> **Set exercise**: Write out all the entries word for word and omit any pictures.

====== Records shown

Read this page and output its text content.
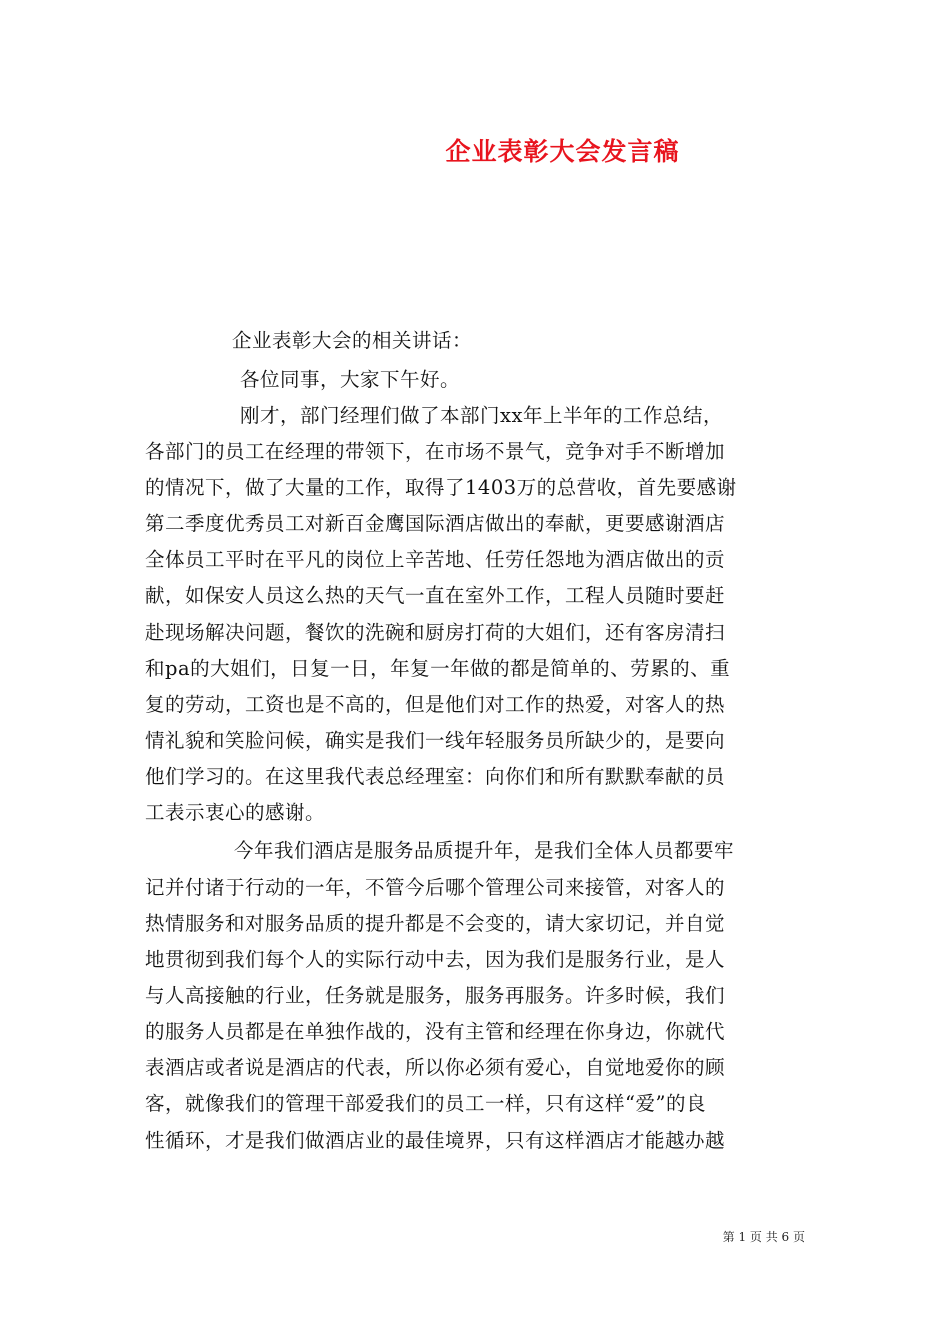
企业表彰大会发言稿
企业表彰大会的相关讲话：
各位同事，大家下午好。
刚才，部门经理们做了本部门xx年上半年的工作总结，
各部门的员工在经理的带领下，在市场不景气，竞争对手不断增加
的情况下，做了大量的工作，取得了1403万的总营收，首先要感谢
第二季度优秀员工对新百金鹰国际酒店做出的奉献，更要感谢酒店
全体员工平时在平凡的岗位上辛苦地、任劳任怨地为酒店做出的贡
献，如保安人员这么热的天气一直在室外工作，工程人员随时要赶
赴现场解决问题，餐饮的洗碗和厨房打荷的大姐们，还有客房清扫
和pa的大姐们，日复一日，年复一年做的都是简单的、劳累的、重
复的劳动，工资也是不高的，但是他们对工作的热爱，对客人的热
情礼貌和笑脸问候，确实是我们一线年轻服务员所缺少的，是要向
他们学习的。在这里我代表总经理室：向你们和所有默默奉献的员
工表示衷心的感谢。
今年我们酒店是服务品质提升年，是我们全体人员都要牢
记并付诸于行动的一年，不管今后哪个管理公司来接管，对客人的
热情服务和对服务品质的提升都是不会变的，请大家切记，并自觉
地贯彻到我们每个人的实际行动中去，因为我们是服务行业，是人
与人高接触的行业，任务就是服务，服务再服务。许多时候，我们
的服务人员都是在单独作战的，没有主管和经理在你身边，你就代
表酒店或者说是酒店的代表，所以你必须有爱心，自觉地爱你的顾
客，就像我们的管理干部爱我们的员工一样，只有这样“爱”的良
性循环，才是我们做酒店业的最佳境界，只有这样酒店才能越办越
第 1 页 共 6 页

============

> **Solution to this exercise**:
Read this page and output its text content.
企业表彰大会发言稿
企业表彰大会的相关讲话：
各位同事，大家下午好。
刚才，部门经理们做了本部门xx年上半年的工作总结，
各部门的员工在经理的带领下，在市场不景气，竞争对手不断增加
的情况下，做了大量的工作，取得了1403万的总营收，首先要感谢
第二季度优秀员工对新百金鹰国际酒店做出的奉献，更要感谢酒店
全体员工平时在平凡的岗位上辛苦地、任劳任怨地为酒店做出的贡
献，如保安人员这么热的天气一直在室外工作，工程人员随时要赶
赴现场解决问题，餐饮的洗碗和厨房打荷的大姐们，还有客房清扫
和pa的大姐们，日复一日，年复一年做的都是简单的、劳累的、重
复的劳动，工资也是不高的，但是他们对工作的热爱，对客人的热
情礼貌和笑脸问候，确实是我们一线年轻服务员所缺少的，是要向
他们学习的。在这里我代表总经理室：向你们和所有默默奉献的员
工表示衷心的感谢。
今年我们酒店是服务品质提升年，是我们全体人员都要牢
记并付诸于行动的一年，不管今后哪个管理公司来接管，对客人的
热情服务和对服务品质的提升都是不会变的，请大家切记，并自觉
地贯彻到我们每个人的实际行动中去，因为我们是服务行业，是人
与人高接触的行业，任务就是服务，服务再服务。许多时候，我们
的服务人员都是在单独作战的，没有主管和经理在你身边，你就代
表酒店或者说是酒店的代表，所以你必须有爱心，自觉地爱你的顾
客，就像我们的管理干部爱我们的员工一样，只有这样“爱”的良
性循环，才是我们做酒店业的最佳境界，只有这样酒店才能越办越
第 1 页 共 6 页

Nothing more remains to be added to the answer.